--- STATED EXERCISE ---
Write out the entries verbatim and leave the images out of the copy.

─── EXTRACTED ENTRIES

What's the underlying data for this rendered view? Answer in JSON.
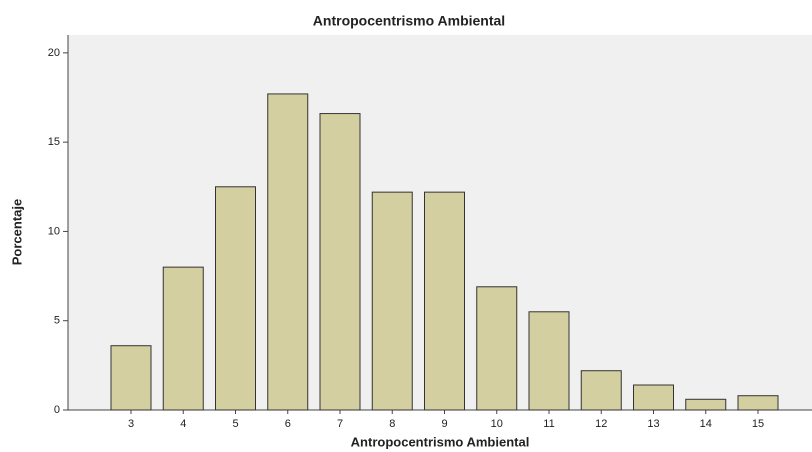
{
  "chart_data": {
    "type": "bar",
    "title": "Antropocentrismo Ambiental",
    "x_label": "Antropocentrismo Ambiental",
    "y_label": "Porcentaje",
    "categories": [
      "3",
      "4",
      "5",
      "6",
      "7",
      "8",
      "9",
      "10",
      "11",
      "12",
      "13",
      "14",
      "15"
    ],
    "values": [
      3.6,
      8.0,
      12.5,
      17.7,
      16.6,
      12.2,
      12.2,
      6.9,
      5.5,
      2.2,
      1.4,
      0.6,
      0.8
    ],
    "color": "#d4cfa0",
    "ylim": [
      0,
      21
    ],
    "yticks": [
      0,
      5,
      10,
      15,
      20
    ],
    "grid": false
  }
}
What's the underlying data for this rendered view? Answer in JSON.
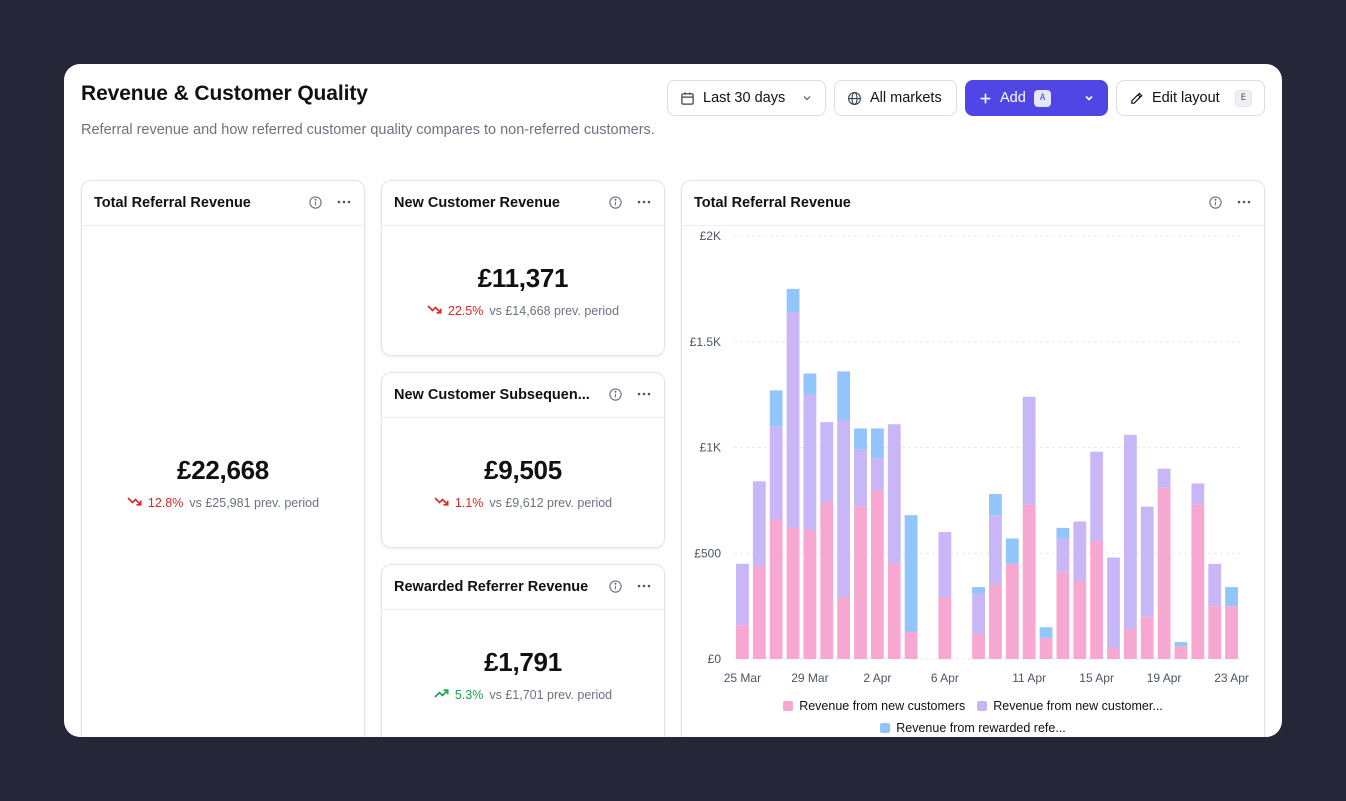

──────

--- OUTPUT FOR THIS EXERCISE ---
What's the underlying data for this rendered view? Answer in JSON.
{
  "chart_data": {
    "type": "bar",
    "title": "Antropocentrismo Ambiental",
    "x_label": "Antropocentrismo Ambiental",
    "y_label": "Porcentaje",
    "categories": [
      "3",
      "4",
      "5",
      "6",
      "7",
      "8",
      "9",
      "10",
      "11",
      "12",
      "13",
      "14",
      "15"
    ],
    "values": [
      3.6,
      8.0,
      12.5,
      17.7,
      16.6,
      12.2,
      12.2,
      6.9,
      5.5,
      2.2,
      1.4,
      0.6,
      0.8
    ],
    "color": "#d4cfa0",
    "ylim": [
      0,
      21
    ],
    "yticks": [
      0,
      5,
      10,
      15,
      20
    ],
    "grid": false
  }
}
What's the underlying data for this rendered view? Answer in JSON.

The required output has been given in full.